## Required work
Give the records back in full, exactly as they read.

[Stored records]

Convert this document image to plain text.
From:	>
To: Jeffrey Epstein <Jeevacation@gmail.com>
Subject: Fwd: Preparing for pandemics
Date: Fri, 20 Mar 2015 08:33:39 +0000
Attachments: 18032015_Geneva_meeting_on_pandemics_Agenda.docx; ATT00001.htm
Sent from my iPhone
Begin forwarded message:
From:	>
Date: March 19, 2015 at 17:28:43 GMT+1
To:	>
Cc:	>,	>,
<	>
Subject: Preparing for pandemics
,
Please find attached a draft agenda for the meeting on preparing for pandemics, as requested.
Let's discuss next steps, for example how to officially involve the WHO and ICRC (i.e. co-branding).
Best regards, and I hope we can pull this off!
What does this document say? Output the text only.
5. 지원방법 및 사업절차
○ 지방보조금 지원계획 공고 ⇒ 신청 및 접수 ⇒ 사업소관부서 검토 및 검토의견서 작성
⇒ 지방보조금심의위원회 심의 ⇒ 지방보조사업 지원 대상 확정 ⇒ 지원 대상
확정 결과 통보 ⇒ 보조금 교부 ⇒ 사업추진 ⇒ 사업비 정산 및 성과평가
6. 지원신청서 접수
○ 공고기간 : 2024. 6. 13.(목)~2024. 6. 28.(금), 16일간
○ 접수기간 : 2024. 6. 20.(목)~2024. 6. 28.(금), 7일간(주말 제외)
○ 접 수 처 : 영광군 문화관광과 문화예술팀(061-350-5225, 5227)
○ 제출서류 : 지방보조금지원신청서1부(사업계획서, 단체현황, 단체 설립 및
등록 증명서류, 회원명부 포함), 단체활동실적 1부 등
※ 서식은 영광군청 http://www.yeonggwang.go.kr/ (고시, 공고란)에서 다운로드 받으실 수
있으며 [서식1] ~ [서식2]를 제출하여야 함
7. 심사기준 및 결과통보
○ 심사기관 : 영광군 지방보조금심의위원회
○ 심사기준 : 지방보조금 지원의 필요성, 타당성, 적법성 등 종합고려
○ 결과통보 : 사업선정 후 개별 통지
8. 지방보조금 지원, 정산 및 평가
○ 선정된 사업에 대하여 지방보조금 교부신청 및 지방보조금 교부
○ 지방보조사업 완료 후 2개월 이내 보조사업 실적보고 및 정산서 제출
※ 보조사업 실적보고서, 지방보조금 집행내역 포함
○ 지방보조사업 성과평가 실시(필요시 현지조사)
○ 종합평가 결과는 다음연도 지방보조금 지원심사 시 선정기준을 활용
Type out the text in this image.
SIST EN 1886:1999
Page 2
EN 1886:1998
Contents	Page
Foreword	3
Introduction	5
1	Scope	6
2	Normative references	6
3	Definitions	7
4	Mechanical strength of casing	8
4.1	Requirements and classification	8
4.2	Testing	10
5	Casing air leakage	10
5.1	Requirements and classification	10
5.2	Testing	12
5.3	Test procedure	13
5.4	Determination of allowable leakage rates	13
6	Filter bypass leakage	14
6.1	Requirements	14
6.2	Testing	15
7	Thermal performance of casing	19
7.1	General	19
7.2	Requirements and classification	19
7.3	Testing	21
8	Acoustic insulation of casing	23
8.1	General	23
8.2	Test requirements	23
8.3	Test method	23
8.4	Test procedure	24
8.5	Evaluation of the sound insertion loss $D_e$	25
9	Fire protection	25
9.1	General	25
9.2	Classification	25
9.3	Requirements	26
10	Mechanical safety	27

## Output of the exercise
Convert this document image to plain text.
From:	>
To: Jeffrey Epstein <Jeevacation@gmail.com>
Subject: Fwd: Preparing for pandemics
Date: Fri, 20 Mar 2015 08:33:39 +0000
Attachments: 18032015_Geneva_meeting_on_pandemics_Agenda.docx; ATT00001.htm
Sent from my iPhone
Begin forwarded message:
From:	>
Date: March 19, 2015 at 17:28:43 GMT+1
To:	>
Cc:	>,	>,
<	>
Subject: Preparing for pandemics
,
Please find attached a draft agenda for the meeting on preparing for pandemics, as requested.
Let's discuss next steps, for example how to officially involve the WHO and ICRC (i.e. co-branding).
Best regards, and I hope we can pull this off!
What does this document say? Output the text only.
5. 지원방법 및 사업절차
○ 지방보조금 지원계획 공고 ⇒ 신청 및 접수 ⇒ 사업소관부서 검토 및 검토의견서 작성
⇒ 지방보조금심의위원회 심의 ⇒ 지방보조사업 지원 대상 확정 ⇒ 지원 대상
확정 결과 통보 ⇒ 보조금 교부 ⇒ 사업추진 ⇒ 사업비 정산 및 성과평가
6. 지원신청서 접수
○ 공고기간 : 2024. 6. 13.(목)~2024. 6. 28.(금), 16일간
○ 접수기간 : 2024. 6. 20.(목)~2024. 6. 28.(금), 7일간(주말 제외)
○ 접 수 처 : 영광군 문화관광과 문화예술팀(061-350-5225, 5227)
○ 제출서류 : 지방보조금지원신청서1부(사업계획서, 단체현황, 단체 설립 및
등록 증명서류, 회원명부 포함), 단체활동실적 1부 등
※ 서식은 영광군청 http://www.yeonggwang.go.kr/ (고시, 공고란)에서 다운로드 받으실 수
있으며 [서식1] ~ [서식2]를 제출하여야 함
7. 심사기준 및 결과통보
○ 심사기관 : 영광군 지방보조금심의위원회
○ 심사기준 : 지방보조금 지원의 필요성, 타당성, 적법성 등 종합고려
○ 결과통보 : 사업선정 후 개별 통지
8. 지방보조금 지원, 정산 및 평가
○ 선정된 사업에 대하여 지방보조금 교부신청 및 지방보조금 교부
○ 지방보조사업 완료 후 2개월 이내 보조사업 실적보고 및 정산서 제출
※ 보조사업 실적보고서, 지방보조금 집행내역 포함
○ 지방보조사업 성과평가 실시(필요시 현지조사)
○ 종합평가 결과는 다음연도 지방보조금 지원심사 시 선정기준을 활용
Type out the text in this image.
SIST EN 1886:1999
Page 2
EN 1886:1998
Contents	Page
Foreword	3
Introduction	5
1	Scope	6
2	Normative references	6
3	Definitions	7
4	Mechanical strength of casing	8
4.1	Requirements and classification	8
4.2	Testing	10
5	Casing air leakage	10
5.1	Requirements and classification	10
5.2	Testing	12
5.3	Test procedure	13
5.4	Determination of allowable leakage rates	13
6	Filter bypass leakage	14
6.1	Requirements	14
6.2	Testing	15
7	Thermal performance of casing	19
7.1	General	19
7.2	Requirements and classification	19
7.3	Testing	21
8	Acoustic insulation of casing	23
8.1	General	23
8.2	Test requirements	23
8.3	Test method	23
8.4	Test procedure	24
8.5	Evaluation of the sound insertion loss $D_e$	25
9	Fire protection	25
9.1	General	25
9.2	Classification	25
9.3	Requirements	26
10	Mechanical safety	27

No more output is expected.